— What the task requires —
Repeat each of the lines below word for word.

═════ Dataset excerpts

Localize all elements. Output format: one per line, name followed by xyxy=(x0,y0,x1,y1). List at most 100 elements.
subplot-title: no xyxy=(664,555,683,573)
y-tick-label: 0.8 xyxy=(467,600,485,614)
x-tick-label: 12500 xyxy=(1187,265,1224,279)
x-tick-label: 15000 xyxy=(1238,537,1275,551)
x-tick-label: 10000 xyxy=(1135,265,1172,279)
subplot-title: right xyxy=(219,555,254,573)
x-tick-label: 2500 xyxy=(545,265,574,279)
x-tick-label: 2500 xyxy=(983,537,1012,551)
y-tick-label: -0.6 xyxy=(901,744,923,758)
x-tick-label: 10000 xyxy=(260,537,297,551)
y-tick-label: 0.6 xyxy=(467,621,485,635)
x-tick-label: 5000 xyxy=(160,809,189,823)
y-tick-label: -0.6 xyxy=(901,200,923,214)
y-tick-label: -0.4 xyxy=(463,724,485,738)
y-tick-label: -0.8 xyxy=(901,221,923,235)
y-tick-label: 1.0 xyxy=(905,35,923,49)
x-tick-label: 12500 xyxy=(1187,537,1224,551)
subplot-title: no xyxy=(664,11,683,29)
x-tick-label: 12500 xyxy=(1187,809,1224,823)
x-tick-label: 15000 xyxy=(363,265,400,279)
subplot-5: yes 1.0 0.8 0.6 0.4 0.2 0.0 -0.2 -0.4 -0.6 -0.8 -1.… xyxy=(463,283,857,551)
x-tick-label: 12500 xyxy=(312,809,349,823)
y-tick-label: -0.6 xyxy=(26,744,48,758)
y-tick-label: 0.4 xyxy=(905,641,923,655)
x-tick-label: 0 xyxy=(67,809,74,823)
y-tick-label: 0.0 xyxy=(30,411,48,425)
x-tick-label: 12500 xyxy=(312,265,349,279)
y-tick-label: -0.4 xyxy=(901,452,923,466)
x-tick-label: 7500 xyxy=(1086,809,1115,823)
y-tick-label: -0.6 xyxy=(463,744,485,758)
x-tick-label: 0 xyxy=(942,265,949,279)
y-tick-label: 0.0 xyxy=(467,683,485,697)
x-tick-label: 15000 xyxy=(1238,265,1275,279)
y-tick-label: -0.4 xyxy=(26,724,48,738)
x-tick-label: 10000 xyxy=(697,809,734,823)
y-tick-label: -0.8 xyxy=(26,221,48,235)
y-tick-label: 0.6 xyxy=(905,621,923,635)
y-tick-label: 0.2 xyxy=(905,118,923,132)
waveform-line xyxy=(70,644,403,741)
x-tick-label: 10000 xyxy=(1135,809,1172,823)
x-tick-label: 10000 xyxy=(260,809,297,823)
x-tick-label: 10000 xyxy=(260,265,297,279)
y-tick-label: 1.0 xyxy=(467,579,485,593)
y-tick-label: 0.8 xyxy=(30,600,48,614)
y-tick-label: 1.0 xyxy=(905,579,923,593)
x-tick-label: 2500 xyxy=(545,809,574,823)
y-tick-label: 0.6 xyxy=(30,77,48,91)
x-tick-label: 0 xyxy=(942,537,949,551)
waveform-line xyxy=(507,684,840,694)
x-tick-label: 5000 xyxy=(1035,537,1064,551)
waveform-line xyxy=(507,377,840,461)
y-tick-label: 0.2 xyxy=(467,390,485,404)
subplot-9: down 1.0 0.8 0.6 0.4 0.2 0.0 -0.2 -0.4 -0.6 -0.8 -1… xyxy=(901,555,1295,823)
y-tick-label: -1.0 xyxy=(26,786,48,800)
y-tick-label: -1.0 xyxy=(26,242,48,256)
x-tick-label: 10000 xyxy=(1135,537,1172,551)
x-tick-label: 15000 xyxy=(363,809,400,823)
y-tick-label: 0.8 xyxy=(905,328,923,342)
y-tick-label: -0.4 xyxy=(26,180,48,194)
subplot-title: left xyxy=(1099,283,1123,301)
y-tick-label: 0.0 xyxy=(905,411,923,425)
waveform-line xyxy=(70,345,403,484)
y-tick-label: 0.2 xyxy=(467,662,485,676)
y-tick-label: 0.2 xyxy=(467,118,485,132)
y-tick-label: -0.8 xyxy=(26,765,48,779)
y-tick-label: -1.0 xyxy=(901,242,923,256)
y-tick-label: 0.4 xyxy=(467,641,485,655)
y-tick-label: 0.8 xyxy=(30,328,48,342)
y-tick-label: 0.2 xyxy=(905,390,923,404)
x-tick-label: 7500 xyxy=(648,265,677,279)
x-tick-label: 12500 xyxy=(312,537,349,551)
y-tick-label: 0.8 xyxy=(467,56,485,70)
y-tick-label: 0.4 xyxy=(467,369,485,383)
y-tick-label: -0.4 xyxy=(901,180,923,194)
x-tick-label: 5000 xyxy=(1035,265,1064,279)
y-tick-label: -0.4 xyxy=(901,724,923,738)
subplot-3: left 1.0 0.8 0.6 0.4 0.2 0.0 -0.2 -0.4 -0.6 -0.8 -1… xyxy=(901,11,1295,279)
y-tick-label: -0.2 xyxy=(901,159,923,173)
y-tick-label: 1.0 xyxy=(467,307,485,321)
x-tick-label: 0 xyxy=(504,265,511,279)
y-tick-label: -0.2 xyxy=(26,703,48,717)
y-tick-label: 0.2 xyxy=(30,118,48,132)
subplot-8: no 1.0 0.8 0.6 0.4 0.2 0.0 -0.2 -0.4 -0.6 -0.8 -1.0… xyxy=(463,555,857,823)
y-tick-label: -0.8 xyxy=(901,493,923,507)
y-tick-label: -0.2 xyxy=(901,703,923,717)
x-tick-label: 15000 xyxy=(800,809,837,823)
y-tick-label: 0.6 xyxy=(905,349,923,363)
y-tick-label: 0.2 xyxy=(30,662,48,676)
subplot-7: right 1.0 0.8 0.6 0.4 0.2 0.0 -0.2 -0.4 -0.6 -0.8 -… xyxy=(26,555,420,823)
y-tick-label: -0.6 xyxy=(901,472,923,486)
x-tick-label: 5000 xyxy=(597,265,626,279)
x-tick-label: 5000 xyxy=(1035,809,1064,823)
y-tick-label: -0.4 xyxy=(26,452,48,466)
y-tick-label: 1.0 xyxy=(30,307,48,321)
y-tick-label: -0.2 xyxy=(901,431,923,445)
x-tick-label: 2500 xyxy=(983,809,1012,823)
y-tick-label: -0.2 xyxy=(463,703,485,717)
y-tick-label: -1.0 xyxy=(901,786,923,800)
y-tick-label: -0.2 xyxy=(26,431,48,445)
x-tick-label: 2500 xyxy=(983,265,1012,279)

══════════

— Response below —
Localize all elements. Output format: one per line, name followed by xyxy=(x0,y0,x1,y1). List at most 100 elements.
subplot-title: no xyxy=(664,555,683,573)
y-tick-label: 0.8 xyxy=(467,600,485,614)
x-tick-label: 12500 xyxy=(1187,265,1224,279)
x-tick-label: 15000 xyxy=(1238,537,1275,551)
x-tick-label: 10000 xyxy=(1135,265,1172,279)
subplot-title: right xyxy=(219,555,254,573)
x-tick-label: 2500 xyxy=(545,265,574,279)
x-tick-label: 2500 xyxy=(983,537,1012,551)
y-tick-label: -0.6 xyxy=(901,744,923,758)
x-tick-label: 10000 xyxy=(260,537,297,551)
y-tick-label: 0.6 xyxy=(467,621,485,635)
x-tick-label: 5000 xyxy=(160,809,189,823)
y-tick-label: -0.6 xyxy=(901,200,923,214)
y-tick-label: -0.4 xyxy=(463,724,485,738)
y-tick-label: -0.8 xyxy=(901,221,923,235)
y-tick-label: 1.0 xyxy=(905,35,923,49)
x-tick-label: 12500 xyxy=(1187,537,1224,551)
subplot-title: no xyxy=(664,11,683,29)
x-tick-label: 12500 xyxy=(1187,809,1224,823)
x-tick-label: 15000 xyxy=(363,265,400,279)
subplot-5: yes 1.0 0.8 0.6 0.4 0.2 0.0 -0.2 -0.4 -0.6 -0.8 -1.… xyxy=(463,283,857,551)
x-tick-label: 12500 xyxy=(312,809,349,823)
y-tick-label: -0.6 xyxy=(26,744,48,758)
y-tick-label: 0.4 xyxy=(905,641,923,655)
x-tick-label: 0 xyxy=(67,809,74,823)
y-tick-label: 0.0 xyxy=(30,411,48,425)
x-tick-label: 12500 xyxy=(312,265,349,279)
y-tick-label: -0.4 xyxy=(901,452,923,466)
x-tick-label: 7500 xyxy=(1086,809,1115,823)
y-tick-label: -0.6 xyxy=(463,744,485,758)
x-tick-label: 0 xyxy=(942,265,949,279)
y-tick-label: 0.0 xyxy=(467,683,485,697)
x-tick-label: 15000 xyxy=(1238,265,1275,279)
y-tick-label: -0.4 xyxy=(26,724,48,738)
x-tick-label: 10000 xyxy=(697,809,734,823)
y-tick-label: -0.8 xyxy=(26,221,48,235)
y-tick-label: 0.6 xyxy=(905,621,923,635)
y-tick-label: 0.2 xyxy=(905,118,923,132)
waveform-line xyxy=(70,644,403,741)
x-tick-label: 10000 xyxy=(1135,809,1172,823)
x-tick-label: 10000 xyxy=(260,809,297,823)
x-tick-label: 10000 xyxy=(260,265,297,279)
y-tick-label: 1.0 xyxy=(467,579,485,593)
y-tick-label: 0.8 xyxy=(30,600,48,614)
y-tick-label: 1.0 xyxy=(905,579,923,593)
x-tick-label: 2500 xyxy=(545,809,574,823)
y-tick-label: 0.6 xyxy=(30,77,48,91)
x-tick-label: 0 xyxy=(942,537,949,551)
waveform-line xyxy=(507,684,840,694)
x-tick-label: 5000 xyxy=(1035,537,1064,551)
waveform-line xyxy=(507,377,840,461)
y-tick-label: 0.2 xyxy=(467,390,485,404)
subplot-9: down 1.0 0.8 0.6 0.4 0.2 0.0 -0.2 -0.4 -0.6 -0.8 -1… xyxy=(901,555,1295,823)
y-tick-label: -1.0 xyxy=(26,786,48,800)
y-tick-label: -1.0 xyxy=(26,242,48,256)
x-tick-label: 10000 xyxy=(1135,537,1172,551)
x-tick-label: 15000 xyxy=(363,809,400,823)
y-tick-label: 0.8 xyxy=(905,328,923,342)
y-tick-label: -0.4 xyxy=(26,180,48,194)
subplot-title: left xyxy=(1099,283,1123,301)
y-tick-label: 0.0 xyxy=(905,411,923,425)
waveform-line xyxy=(70,345,403,484)
y-tick-label: 0.2 xyxy=(467,662,485,676)
y-tick-label: 0.2 xyxy=(467,118,485,132)
y-tick-label: -0.8 xyxy=(26,765,48,779)
y-tick-label: -1.0 xyxy=(901,242,923,256)
y-tick-label: 0.4 xyxy=(467,641,485,655)
y-tick-label: 0.8 xyxy=(30,328,48,342)
y-tick-label: 0.2 xyxy=(905,390,923,404)
x-tick-label: 7500 xyxy=(648,265,677,279)
x-tick-label: 12500 xyxy=(312,537,349,551)
y-tick-label: 0.8 xyxy=(467,56,485,70)
y-tick-label: 0.4 xyxy=(467,369,485,383)
y-tick-label: -0.4 xyxy=(901,180,923,194)
x-tick-label: 5000 xyxy=(1035,265,1064,279)
y-tick-label: -0.4 xyxy=(901,724,923,738)
subplot-3: left 1.0 0.8 0.6 0.4 0.2 0.0 -0.2 -0.4 -0.6 -0.8 -1… xyxy=(901,11,1295,279)
y-tick-label: -0.2 xyxy=(901,159,923,173)
y-tick-label: 1.0 xyxy=(467,307,485,321)
x-tick-label: 0 xyxy=(504,265,511,279)
y-tick-label: -0.2 xyxy=(26,703,48,717)
y-tick-label: 0.2 xyxy=(30,118,48,132)
subplot-8: no 1.0 0.8 0.6 0.4 0.2 0.0 -0.2 -0.4 -0.6 -0.8 -1.0… xyxy=(463,555,857,823)
y-tick-label: -0.8 xyxy=(901,493,923,507)
y-tick-label: -0.2 xyxy=(901,703,923,717)
x-tick-label: 15000 xyxy=(800,809,837,823)
y-tick-label: 0.6 xyxy=(905,349,923,363)
y-tick-label: 0.2 xyxy=(30,662,48,676)
subplot-7: right 1.0 0.8 0.6 0.4 0.2 0.0 -0.2 -0.4 -0.6 -0.8 -… xyxy=(26,555,420,823)
y-tick-label: -0.6 xyxy=(901,472,923,486)
x-tick-label: 5000 xyxy=(597,265,626,279)
x-tick-label: 5000 xyxy=(1035,809,1064,823)
y-tick-label: -0.4 xyxy=(26,452,48,466)
y-tick-label: 1.0 xyxy=(30,307,48,321)
y-tick-label: -0.2 xyxy=(901,431,923,445)
x-tick-label: 2500 xyxy=(983,809,1012,823)
y-tick-label: -0.2 xyxy=(463,703,485,717)
y-tick-label: -1.0 xyxy=(901,786,923,800)
y-tick-label: -0.2 xyxy=(26,431,48,445)
x-tick-label: 2500 xyxy=(983,265,1012,279)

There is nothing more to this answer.